● WRITTEN EXERCISE: For this exercise, copy out each line of the material below that includes "JSON".

● MATERIAL FOR THE TASK:
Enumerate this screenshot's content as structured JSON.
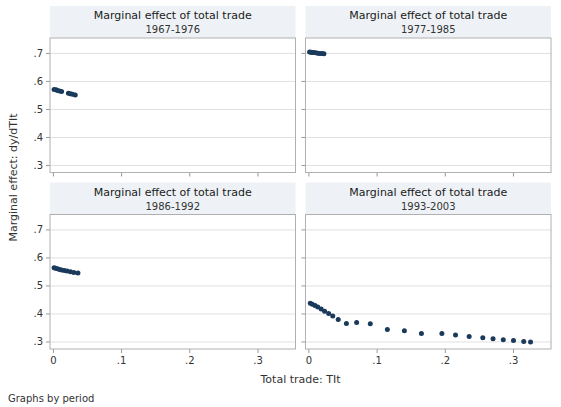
{
  "xlabel": "Total trade: TIt",
  "ylabel": "Marginal effect: dy/dTIt",
  "footer": "Graphs by period",
  "chart_data": [
    {
      "type": "scatter",
      "title": "Marginal effect of total trade",
      "subtitle": "1967-1976",
      "x": [
        0.001,
        0.004,
        0.006,
        0.009,
        0.012,
        0.022,
        0.025,
        0.028,
        0.032
      ],
      "values": [
        0.571,
        0.57,
        0.568,
        0.566,
        0.564,
        0.558,
        0.556,
        0.554,
        0.552
      ],
      "color": "#1a3a5c",
      "xlim": [
        -0.005,
        0.355
      ],
      "ylim": [
        0.275,
        0.755
      ],
      "xticks": [
        0,
        0.1,
        0.2,
        0.3
      ],
      "yticks": [
        {
          "value": 0.3,
          "label": ".3"
        },
        {
          "value": 0.4,
          "label": ".4"
        },
        {
          "value": 0.5,
          "label": ".5"
        },
        {
          "value": 0.6,
          "label": ".6"
        },
        {
          "value": 0.7,
          "label": ".7"
        }
      ],
      "tick_labels": "y",
      "grid": true
    },
    {
      "type": "scatter",
      "title": "Marginal effect of total trade",
      "subtitle": "1977-1985",
      "x": [
        0.001,
        0.003,
        0.005,
        0.007,
        0.01,
        0.013,
        0.016,
        0.019,
        0.022
      ],
      "values": [
        0.705,
        0.704,
        0.703,
        0.703,
        0.702,
        0.701,
        0.7,
        0.7,
        0.699
      ],
      "color": "#1a3a5c",
      "xlim": [
        -0.005,
        0.355
      ],
      "ylim": [
        0.275,
        0.755
      ],
      "xticks": [
        0,
        0.1,
        0.2,
        0.3
      ],
      "yticks": [
        0.3,
        0.4,
        0.5,
        0.6,
        0.7
      ],
      "tick_labels": false,
      "grid": true
    },
    {
      "type": "scatter",
      "title": "Marginal effect of total trade",
      "subtitle": "1986-1992",
      "x": [
        0.001,
        0.003,
        0.006,
        0.009,
        0.012,
        0.016,
        0.02,
        0.025,
        0.03,
        0.036
      ],
      "values": [
        0.565,
        0.563,
        0.561,
        0.559,
        0.557,
        0.555,
        0.553,
        0.551,
        0.548,
        0.546
      ],
      "color": "#1a3a5c",
      "xlim": [
        -0.005,
        0.355
      ],
      "ylim": [
        0.275,
        0.755
      ],
      "xticks": [
        0,
        {
          "value": 0.1,
          "label": ".1"
        },
        {
          "value": 0.2,
          "label": ".2"
        },
        {
          "value": 0.3,
          "label": ".3"
        }
      ],
      "yticks": [
        {
          "value": 0.3,
          "label": ".3"
        },
        {
          "value": 0.4,
          "label": ".4"
        },
        {
          "value": 0.5,
          "label": ".5"
        },
        {
          "value": 0.6,
          "label": ".6"
        },
        {
          "value": 0.7,
          "label": ".7"
        }
      ],
      "grid": true
    },
    {
      "type": "scatter",
      "title": "Marginal effect of total trade",
      "subtitle": "1993-2003",
      "x": [
        0.002,
        0.005,
        0.009,
        0.013,
        0.018,
        0.023,
        0.029,
        0.035,
        0.043,
        0.055,
        0.07,
        0.09,
        0.115,
        0.14,
        0.165,
        0.195,
        0.215,
        0.235,
        0.255,
        0.27,
        0.285,
        0.3,
        0.315,
        0.325
      ],
      "values": [
        0.438,
        0.435,
        0.43,
        0.425,
        0.418,
        0.41,
        0.402,
        0.393,
        0.38,
        0.366,
        0.37,
        0.365,
        0.345,
        0.34,
        0.33,
        0.33,
        0.325,
        0.32,
        0.315,
        0.312,
        0.308,
        0.305,
        0.302,
        0.3
      ],
      "color": "#1a3a5c",
      "xlim": [
        -0.005,
        0.355
      ],
      "ylim": [
        0.275,
        0.755
      ],
      "xticks": [
        0,
        {
          "value": 0.1,
          "label": ".1"
        },
        {
          "value": 0.2,
          "label": ".2"
        },
        {
          "value": 0.3,
          "label": ".3"
        }
      ],
      "yticks": [
        0.3,
        0.4,
        0.5,
        0.6,
        0.7
      ],
      "tick_labels": "x",
      "grid": true
    }
  ]
}
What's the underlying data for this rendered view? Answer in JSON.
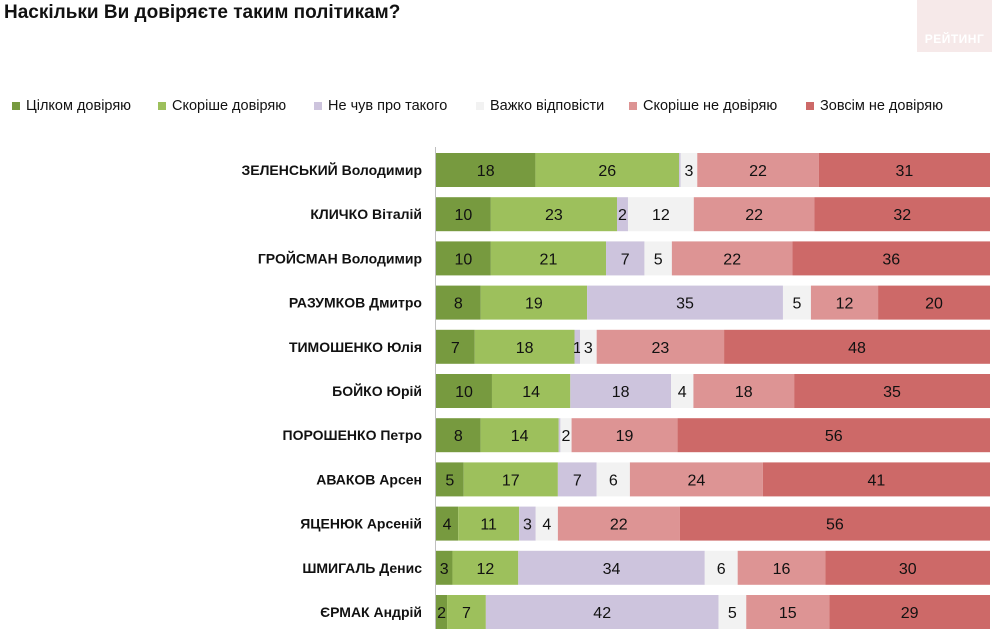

● SOLVED PROBLEM:
Enumerate this screenshot's content as structured JSON.
What's the underlying data for this rendered view? Answer in JSON.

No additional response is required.